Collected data

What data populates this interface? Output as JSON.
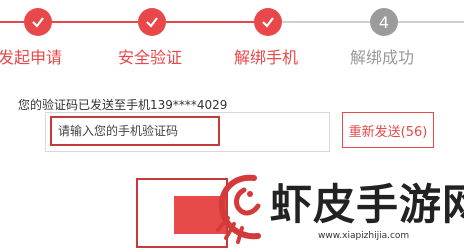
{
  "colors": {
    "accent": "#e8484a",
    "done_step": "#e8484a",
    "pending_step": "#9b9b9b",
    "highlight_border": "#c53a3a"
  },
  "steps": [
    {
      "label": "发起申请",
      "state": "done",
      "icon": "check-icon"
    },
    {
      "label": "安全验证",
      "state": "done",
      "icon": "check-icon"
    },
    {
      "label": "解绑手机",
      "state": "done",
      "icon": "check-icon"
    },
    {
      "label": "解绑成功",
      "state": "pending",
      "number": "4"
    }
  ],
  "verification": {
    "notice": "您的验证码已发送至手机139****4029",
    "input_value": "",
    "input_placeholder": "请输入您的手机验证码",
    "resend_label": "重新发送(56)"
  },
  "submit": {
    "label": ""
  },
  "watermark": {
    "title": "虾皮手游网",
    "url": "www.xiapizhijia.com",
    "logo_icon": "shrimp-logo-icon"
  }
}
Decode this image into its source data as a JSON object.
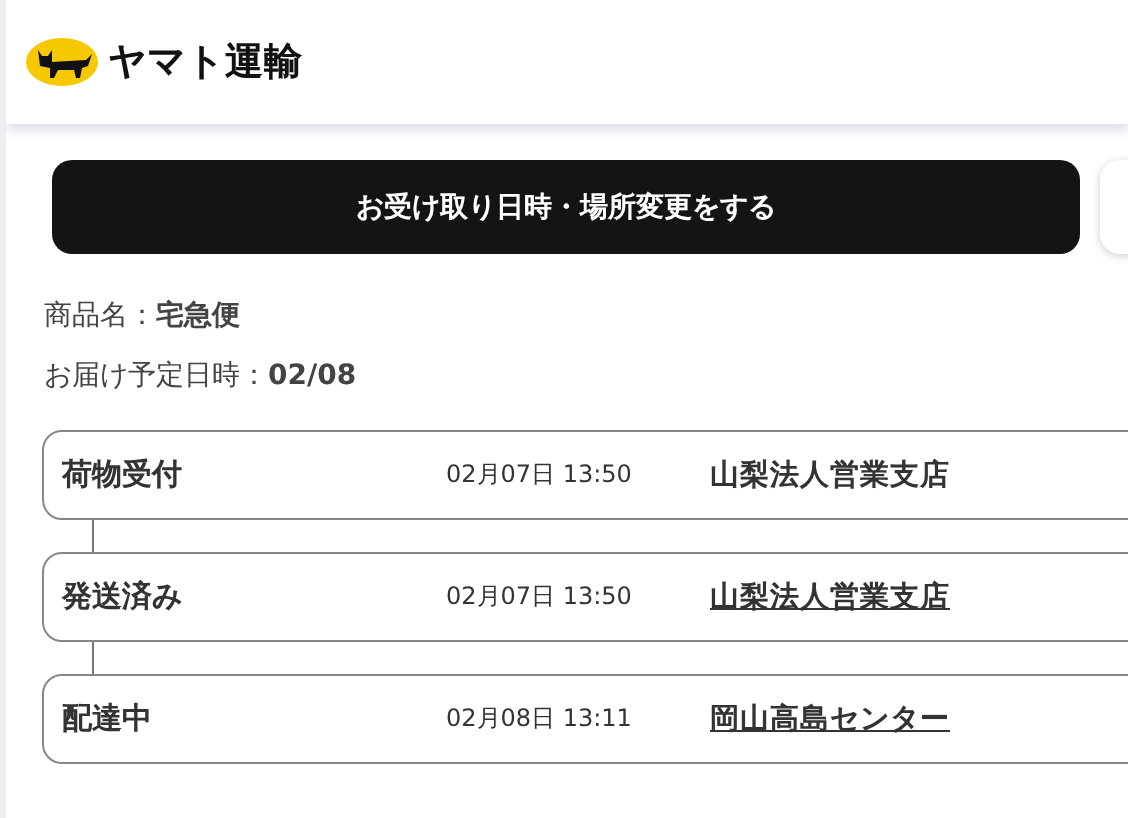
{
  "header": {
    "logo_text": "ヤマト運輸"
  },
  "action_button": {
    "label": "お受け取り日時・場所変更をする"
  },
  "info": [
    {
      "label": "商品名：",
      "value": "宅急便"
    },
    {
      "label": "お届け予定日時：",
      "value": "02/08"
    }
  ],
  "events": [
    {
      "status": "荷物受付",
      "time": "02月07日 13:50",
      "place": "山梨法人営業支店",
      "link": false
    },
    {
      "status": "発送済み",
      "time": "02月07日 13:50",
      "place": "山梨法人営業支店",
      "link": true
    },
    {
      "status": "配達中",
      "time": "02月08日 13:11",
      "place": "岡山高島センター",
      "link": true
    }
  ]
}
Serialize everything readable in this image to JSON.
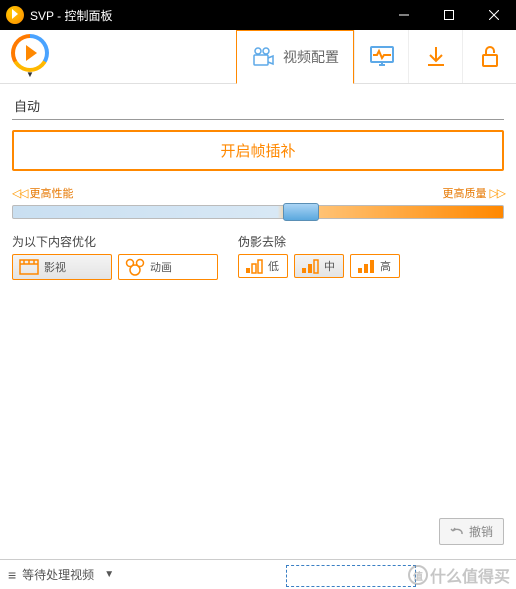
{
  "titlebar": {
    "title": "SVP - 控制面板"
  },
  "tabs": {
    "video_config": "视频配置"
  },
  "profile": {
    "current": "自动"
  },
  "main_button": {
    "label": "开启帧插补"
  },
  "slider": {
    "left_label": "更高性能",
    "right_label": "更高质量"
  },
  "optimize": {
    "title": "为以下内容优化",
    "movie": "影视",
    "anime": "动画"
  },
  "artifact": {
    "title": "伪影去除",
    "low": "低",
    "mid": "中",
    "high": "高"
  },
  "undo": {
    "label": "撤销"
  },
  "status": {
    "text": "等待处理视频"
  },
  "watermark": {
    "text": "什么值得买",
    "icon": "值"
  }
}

• [What you should do]: Reproduce, word for word, every line from the one that contains "Serialize everything readable" to the end of the data, including both ends; omit all pictures.

• [Output of the task]:
Serialize everything readable in this image to JSON.
{
  "titlebar": {
    "title": "SVP - 控制面板"
  },
  "tabs": {
    "video_config": "视频配置"
  },
  "profile": {
    "current": "自动"
  },
  "main_button": {
    "label": "开启帧插补"
  },
  "slider": {
    "left_label": "更高性能",
    "right_label": "更高质量"
  },
  "optimize": {
    "title": "为以下内容优化",
    "movie": "影视",
    "anime": "动画"
  },
  "artifact": {
    "title": "伪影去除",
    "low": "低",
    "mid": "中",
    "high": "高"
  },
  "undo": {
    "label": "撤销"
  },
  "status": {
    "text": "等待处理视频"
  },
  "watermark": {
    "text": "什么值得买",
    "icon": "值"
  }
}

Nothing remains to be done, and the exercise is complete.